(Do this): What is the number of lines containing "있습니다"? Give only that number.

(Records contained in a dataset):
'''

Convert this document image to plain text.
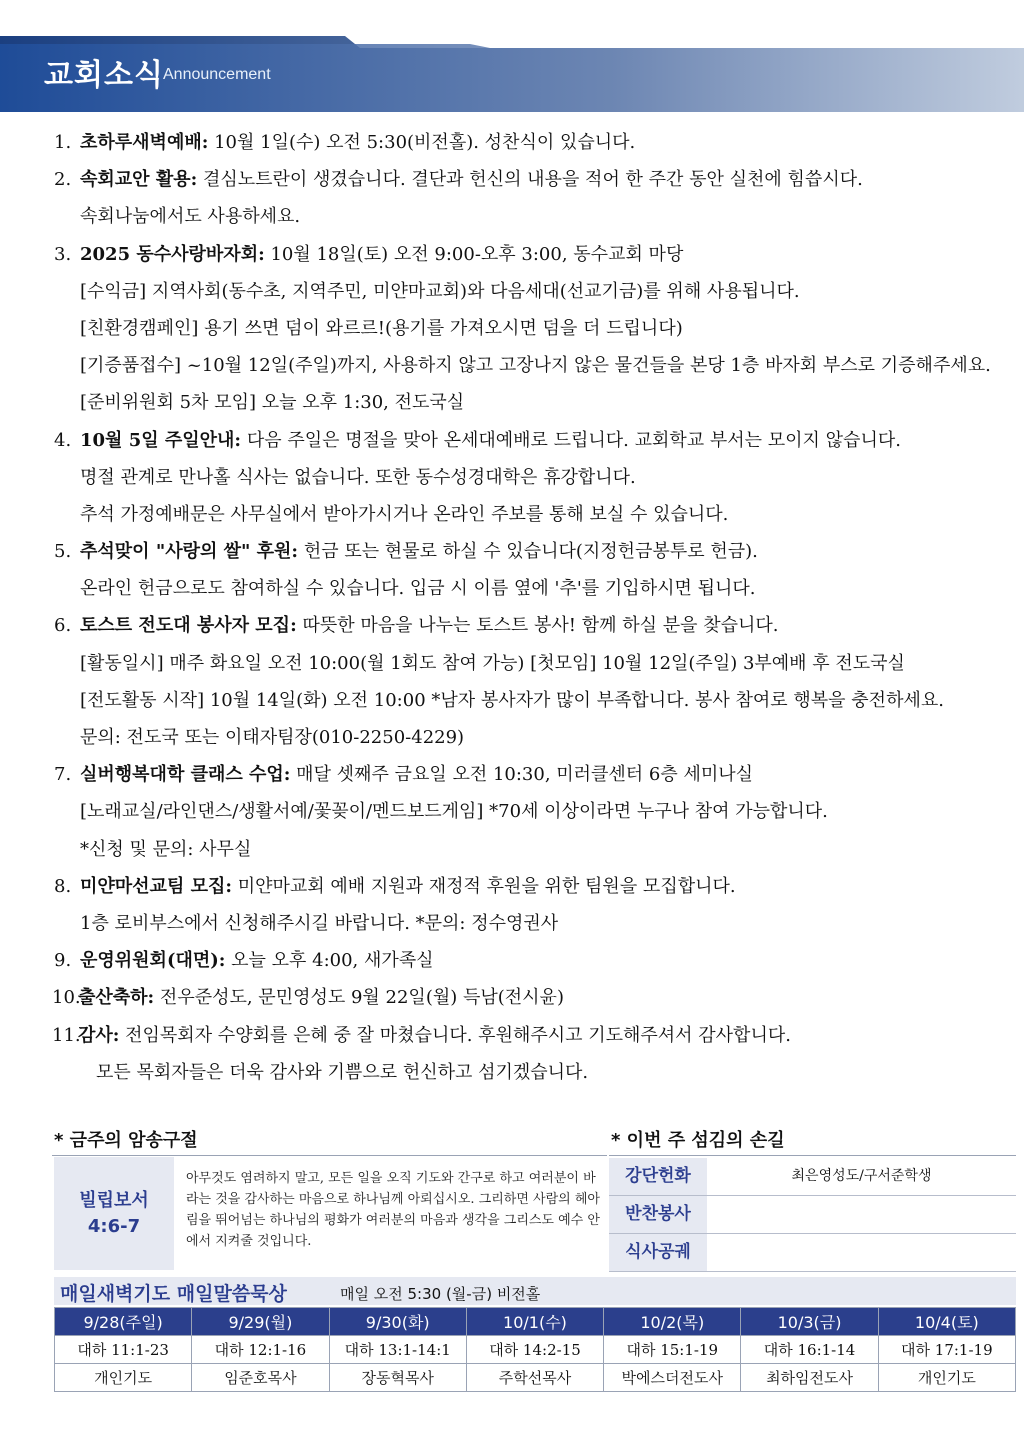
교회소식 Announcement
1. 초하루새벽예배: 10월 1일(수) 오전 5:30(비전홀). 성찬식이 있습니다.
2. 속회교안 활용: 결심노트란이 생겼습니다. 결단과 헌신의 내용을 적어 한 주간 동안 실천에 힘씁시다.
속회나눔에서도 사용하세요.
3. 2025 동수사랑바자회: 10월 18일(토) 오전 9:00-오후 3:00, 동수교회 마당
[수익금] 지역사회(동수초, 지역주민, 미얀마교회)와 다음세대(선교기금)를 위해 사용됩니다.
[친환경캠페인] 용기 쓰면 덤이 와르르!(용기를 가져오시면 덤을 더 드립니다)
[기증품접수] ~10월 12일(주일)까지, 사용하지 않고 고장나지 않은 물건들을 본당 1층 바자회 부스로 기증해주세요.
[준비위원회 5차 모임] 오늘 오후 1:30, 전도국실
4. 10월 5일 주일안내: 다음 주일은 명절을 맞아 온세대예배로 드립니다. 교회학교 부서는 모이지 않습니다.
명절 관계로 만나홀 식사는 없습니다. 또한 동수성경대학은 휴강합니다.
추석 가정예배문은 사무실에서 받아가시거나 온라인 주보를 통해 보실 수 있습니다.
5. 추석맞이 "사랑의 쌀" 후원: 헌금 또는 현물로 하실 수 있습니다(지정헌금봉투로 헌금).
온라인 헌금으로도 참여하실 수 있습니다. 입금 시 이름 옆에 '추'를 기입하시면 됩니다.
6. 토스트 전도대 봉사자 모집: 따뜻한 마음을 나누는 토스트 봉사! 함께 하실 분을 찾습니다.
[활동일시] 매주 화요일 오전 10:00(월 1회도 참여 가능) [첫모임] 10월 12일(주일) 3부예배 후 전도국실
[전도활동 시작] 10월 14일(화) 오전 10:00 *남자 봉사자가 많이 부족합니다. 봉사 참여로 행복을 충전하세요.
문의: 전도국 또는 이태자팀장(010-2250-4229)
7. 실버행복대학 클래스 수업: 매달 셋째주 금요일 오전 10:30, 미러클센터 6층 세미나실
[노래교실/라인댄스/생활서예/꽃꽂이/멘드보드게임] *70세 이상이라면 누구나 참여 가능합니다.
*신청 및 문의: 사무실
8. 미얀마선교팀 모집: 미얀마교회 예배 지원과 재정적 후원을 위한 팀원을 모집합니다.
1층 로비부스에서 신청해주시길 바랍니다. *문의: 정수영권사
9. 운영위원회(대면): 오늘 오후 4:00, 새가족실
10.출산축하: 전우준성도, 문민영성도 9월 22일(월) 득남(전시윤)
11.감사: 전임목회자 수양회를 은혜 중 잘 마쳤습니다. 후원해주시고 기도해주셔서 감사합니다.
모든 목회자들은 더욱 감사와 기쁨으로 헌신하고 섬기겠습니다.
* 금주의 암송구절
빌립보서
4:6-7
아무것도 염려하지 말고, 모든 일을 오직 기도와 간구로 하고 여러분이 바라는 것을 감사하는 마음으로 하나님께 아뢰십시오. 그리하면 사람의 헤아림을 뛰어넘는 하나님의 평화가 여러분의 마음과 생각을 그리스도 예수 안에서 지켜줄 것입니다.
* 이번 주 섬김의 손길
강단헌화	최은영성도/구서준학생
반찬봉사
식사공궤
매일새벽기도 매일말씀묵상	매일 오전 5:30 (월-금) 비전홀
9/28(주일)	9/29(월)	9/30(화)	10/1(수)	10/2(목)	10/3(금)	10/4(토)
대하 11:1-23	대하 12:1-16	대하 13:1-14:1	대하 14:2-15	대하 15:1-19	대하 16:1-14	대하 17:1-19
개인기도	임준호목사	장동혁목사	주학선목사	박에스더전도사	최하임전도사	개인기도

'''

(Final result): 4